→ **Set exercise**
In the copy, include every entry exactly but none of the pictures.

— Begin Input for this task —

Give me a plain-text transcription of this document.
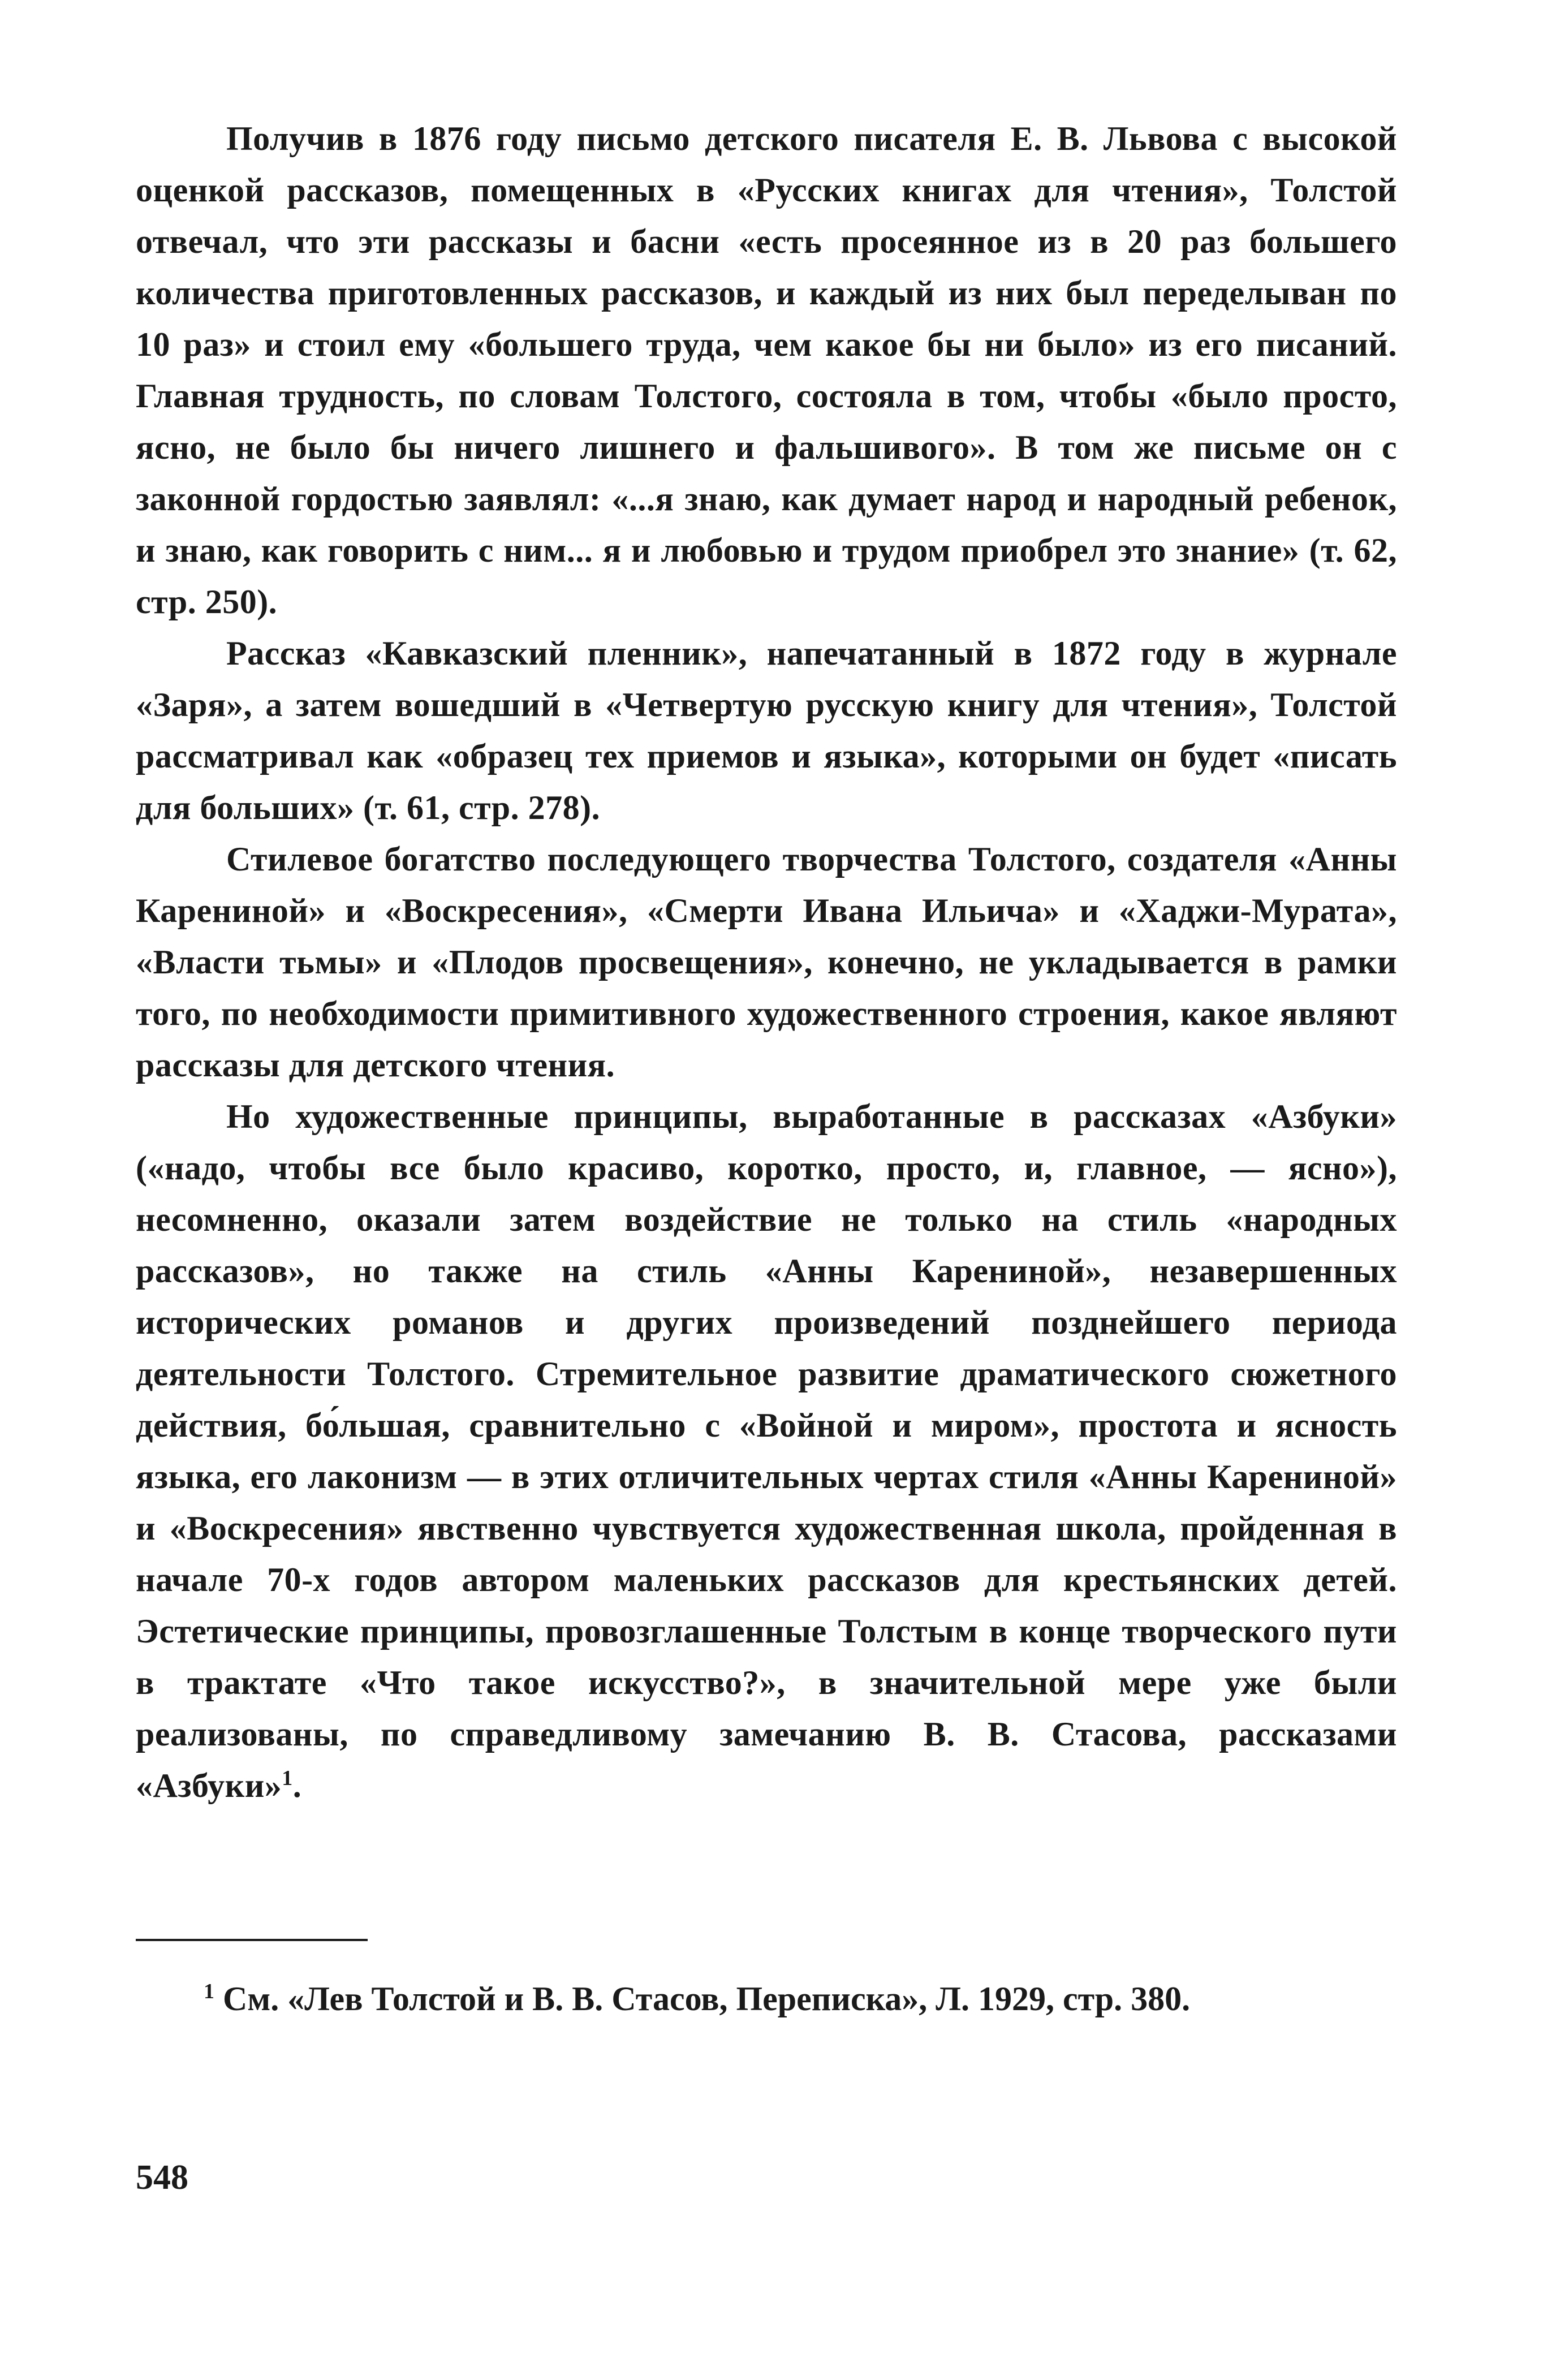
Получив в 1876 году письмо детского писателя Е. В. Львова с высокой оценкой рассказов, помещенных в «Русских книгах для чтения», Толстой отвечал, что эти рассказы и басни «есть просеянное из в 20 раз большего количества приготовленных рассказов, и каждый из них был переделыван по 10 раз» и стоил ему «большего труда, чем какое бы ни было» из его писаний. Главная трудность, по словам Толстого, состояла в том, чтобы «было просто, ясно, не было бы ничего лишнего и фальшивого». В том же письме он с законной гордостью заявлял: «...я знаю, как думает народ и народный ребенок, и знаю, как говорить с ним... я и любовью и трудом приобрел это знание» (т. 62, стр. 250).

Рассказ «Кавказский пленник», напечатанный в 1872 году в журнале «Заря», а затем вошедший в «Четвертую русскую книгу для чтения», Толстой рассматривал как «образец тех приемов и языка», которыми он будет «писать для больших» (т. 61, стр. 278).

Стилевое богатство последующего творчества Толстого, создателя «Анны Карениной» и «Воскресения», «Смерти Ивана Ильича» и «Хаджи-Мурата», «Власти тьмы» и «Плодов просвещения», конечно, не укладывается в рамки того, по необходимости примитивного художественного строения, какое являют рассказы для детского чтения.

Но художественные принципы, выработанные в рассказах «Азбуки» («надо, чтобы все было красиво, коротко, просто, и, главное, — ясно»), несомненно, оказали затем воздействие не только на стиль «народных рассказов», но также на стиль «Анны Карениной», незавершенных исторических романов и других произведений позднейшего периода деятельности Толстого. Стремительное развитие драматического сюжетного действия, бо́льшая, сравнительно с «Войной и миром», простота и ясность языка, его лаконизм — в этих отличительных чертах стиля «Анны Карениной» и «Воскресения» явственно чувствуется художественная школа, пройденная в начале 70-х годов автором маленьких рассказов для крестьянских детей. Эстетические принципы, провозглашенные Толстым в конце творческого пути в трактате «Что такое искусство?», в значительной мере уже были реализованы, по справедливому замечанию В. В. Стасова, рассказами «Азбуки»$^1$.

$^1$ См. «Лев Толстой и В. В. Стасов, Переписка», Л. 1929, стр. 380.

548
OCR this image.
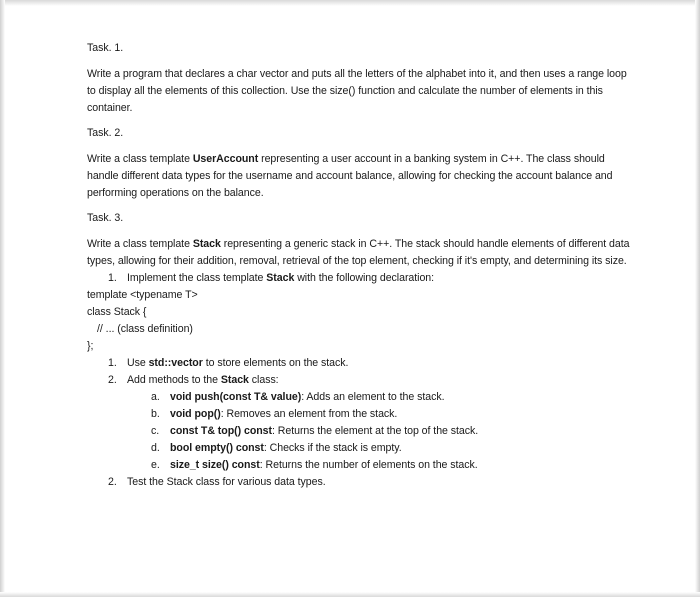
Task. 1.

Write a program that declares a char vector and puts all the letters of the alphabet into it, and then uses a range loop to display all the elements of this collection. Use the size() function and calculate the number of elements in this container.

Task. 2.

Write a class template UserAccount representing a user account in a banking system in C++. The class should handle different data types for the username and account balance, allowing for checking the account balance and performing operations on the balance.

Task. 3.

Write a class template Stack representing a generic stack in C++. The stack should handle elements of different data types, allowing for their addition, removal, retrieval of the top element, checking if it's empty, and determining its size.

1. Implement the class template Stack with the following declaration:
template <typename T>
class Stack {
// ... (class definition)
};
1. Use std::vector to store elements on the stack.
2. Add methods to the Stack class:
a. void push(const T& value): Adds an element to the stack.
b. void pop(): Removes an element from the stack.
c. const T& top() const: Returns the element at the top of the stack.
d. bool empty() const: Checks if the stack is empty.
e. size_t size() const: Returns the number of elements on the stack.
2. Test the Stack class for various data types.
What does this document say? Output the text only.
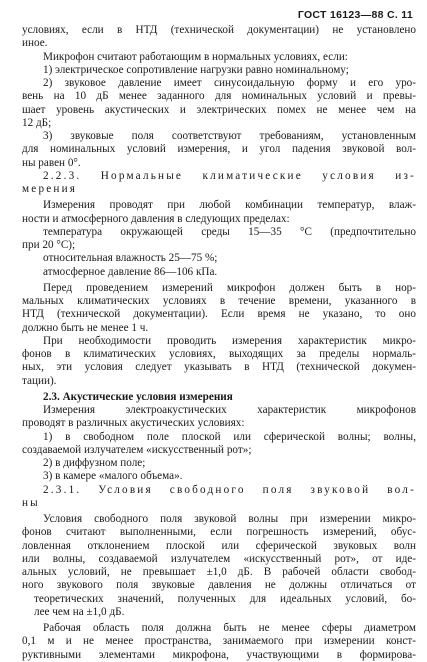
ГОСТ 16123—88 С. 11
условиях, если в НТД (технической документации) не установлено
иное.
Микрофон считают работающим в нормальных условиях, если:
1) электрическое сопротивление нагрузки равно номинальному;
2) звуковое давление имеет синусоидальную форму и его уро-
вень на 10 дБ менее заданного для номинальных условий и превы-
шает уровень акустических и электрических помех не менее чем на
12 дБ;
3) звуковые поля соответствуют требованиям, установленным
для номинальных условий измерения, и угол падения звуковой вол-
ны равен 0°.
2.2.3. Нормальные климатические условия из-
мерения
Измерения проводят при любой комбинации температур, влаж-
ности и атмосферного давления в следующих пределах:
температура окружающей среды 15—35 °С (предпочтительно
при 20 °С);
относительная влажность 25—75 %;
атмосферное давление 86—106 кПа.
Перед проведением измерений микрофон должен быть в нор-
мальных климатических условиях в течение времени, указанного в
НТД (технической документации). Если время не указано, то оно
должно быть не менее 1 ч.
При необходимости проводить измерения характеристик микро-
фонов в климатических условиях, выходящих за пределы нормаль-
ных, эти условия следует указывать в НТД (технической докумен-
тации).
2.3. Акустические условия измерения
Измерения электроакустических характеристик микрофонов
проводят в различных акустических условиях:
1) в свободном поле плоской или сферической волны; волны,
создаваемой излучателем «искусственный рот»;
2) в диффузном поле;
3) в камере «малого объема».
2.3.1. Условия свободного поля звуковой вол-
ны
Условия свободного поля звуковой волны при измерении микро-
фонов считают выполненными, если погрешность измерений, обус-
ловленная отклонением плоской или сферической звуковых волн
или волны, создаваемой излучателем «искусственный рот», от иде-
альных условий, не превышает ±1,0 дБ. В рабочей области свобод-
ного звукового поля звуковые давления не должны отличаться от
теоретических значений, полученных для идеальных условий, бо-
лее чем на ±1,0 дБ.
Рабочая область поля должна быть не менее сферы диаметром
0,1 м и не менее пространства, занимаемого при измерении конст-
руктивными элементами микрофона, участвующими в формирова-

— End Input for this task —

→ **Answer to the task**
Give me a plain-text transcription of this document.
Получив в 1876 году письмо детского писателя Е. В. Львова с высокой оценкой рассказов, помещенных в «Русских книгах для чтения», Толстой отвечал, что эти рассказы и басни «есть просеянное из в 20 раз большего количества приготовленных рассказов, и каждый из них был переделыван по 10 раз» и стоил ему «большего труда, чем какое бы ни было» из его писаний. Главная трудность, по словам Толстого, состояла в том, чтобы «было просто, ясно, не было бы ничего лишнего и фальшивого». В том же письме он с законной гордостью заявлял: «...я знаю, как думает народ и народный ребенок, и знаю, как говорить с ним... я и любовью и трудом приобрел это знание» (т. 62, стр. 250).

Рассказ «Кавказский пленник», напечатанный в 1872 году в журнале «Заря», а затем вошедший в «Четвертую русскую книгу для чтения», Толстой рассматривал как «образец тех приемов и языка», которыми он будет «писать для больших» (т. 61, стр. 278).

Стилевое богатство последующего творчества Толстого, создателя «Анны Карениной» и «Воскресения», «Смерти Ивана Ильича» и «Хаджи-Мурата», «Власти тьмы» и «Плодов просвещения», конечно, не укладывается в рамки того, по необходимости примитивного художественного строения, какое являют рассказы для детского чтения.

Но художественные принципы, выработанные в рассказах «Азбуки» («надо, чтобы все было красиво, коротко, просто, и, главное, — ясно»), несомненно, оказали затем воздействие не только на стиль «народных рассказов», но также на стиль «Анны Карениной», незавершенных исторических романов и других произведений позднейшего периода деятельности Толстого. Стремительное развитие драматического сюжетного действия, бо́льшая, сравнительно с «Войной и миром», простота и ясность языка, его лаконизм — в этих отличительных чертах стиля «Анны Карениной» и «Воскресения» явственно чувствуется художественная школа, пройденная в начале 70-х годов автором маленьких рассказов для крестьянских детей. Эстетические принципы, провозглашенные Толстым в конце творческого пути в трактате «Что такое искусство?», в значительной мере уже были реализованы, по справедливому замечанию В. В. Стасова, рассказами «Азбуки»$^1$.

$^1$ См. «Лев Толстой и В. В. Стасов, Переписка», Л. 1929, стр. 380.

548
OCR this image.
Task. 1.

Write a program that declares a char vector and puts all the letters of the alphabet into it, and then uses a range loop to display all the elements of this collection. Use the size() function and calculate the number of elements in this container.

Task. 2.

Write a class template UserAccount representing a user account in a banking system in C++. The class should handle different data types for the username and account balance, allowing for checking the account balance and performing operations on the balance.

Task. 3.

Write a class template Stack representing a generic stack in C++. The stack should handle elements of different data types, allowing for their addition, removal, retrieval of the top element, checking if it's empty, and determining its size.

1. Implement the class template Stack with the following declaration:
template <typename T>
class Stack {
// ... (class definition)
};
1. Use std::vector to store elements on the stack.
2. Add methods to the Stack class:
a. void push(const T& value): Adds an element to the stack.
b. void pop(): Removes an element from the stack.
c. const T& top() const: Returns the element at the top of the stack.
d. bool empty() const: Checks if the stack is empty.
e. size_t size() const: Returns the number of elements on the stack.
2. Test the Stack class for various data types.
What does this document say? Output the text only.
ГОСТ 16123—88 С. 11
условиях, если в НТД (технической документации) не установлено
иное.
Микрофон считают работающим в нормальных условиях, если:
1) электрическое сопротивление нагрузки равно номинальному;
2) звуковое давление имеет синусоидальную форму и его уро-
вень на 10 дБ менее заданного для номинальных условий и превы-
шает уровень акустических и электрических помех не менее чем на
12 дБ;
3) звуковые поля соответствуют требованиям, установленным
для номинальных условий измерения, и угол падения звуковой вол-
ны равен 0°.
2.2.3. Нормальные климатические условия из-
мерения
Измерения проводят при любой комбинации температур, влаж-
ности и атмосферного давления в следующих пределах:
температура окружающей среды 15—35 °С (предпочтительно
при 20 °С);
относительная влажность 25—75 %;
атмосферное давление 86—106 кПа.
Перед проведением измерений микрофон должен быть в нор-
мальных климатических условиях в течение времени, указанного в
НТД (технической документации). Если время не указано, то оно
должно быть не менее 1 ч.
При необходимости проводить измерения характеристик микро-
фонов в климатических условиях, выходящих за пределы нормаль-
ных, эти условия следует указывать в НТД (технической докумен-
тации).
2.3. Акустические условия измерения
Измерения электроакустических характеристик микрофонов
проводят в различных акустических условиях:
1) в свободном поле плоской или сферической волны; волны,
создаваемой излучателем «искусственный рот»;
2) в диффузном поле;
3) в камере «малого объема».
2.3.1. Условия свободного поля звуковой вол-
ны
Условия свободного поля звуковой волны при измерении микро-
фонов считают выполненными, если погрешность измерений, обус-
ловленная отклонением плоской или сферической звуковых волн
или волны, создаваемой излучателем «искусственный рот», от иде-
альных условий, не превышает ±1,0 дБ. В рабочей области свобод-
ного звукового поля звуковые давления не должны отличаться от
теоретических значений, полученных для идеальных условий, бо-
лее чем на ±1,0 дБ.
Рабочая область поля должна быть не менее сферы диаметром
0,1 м и не менее пространства, занимаемого при измерении конст-
руктивными элементами микрофона, участвующими в формирова-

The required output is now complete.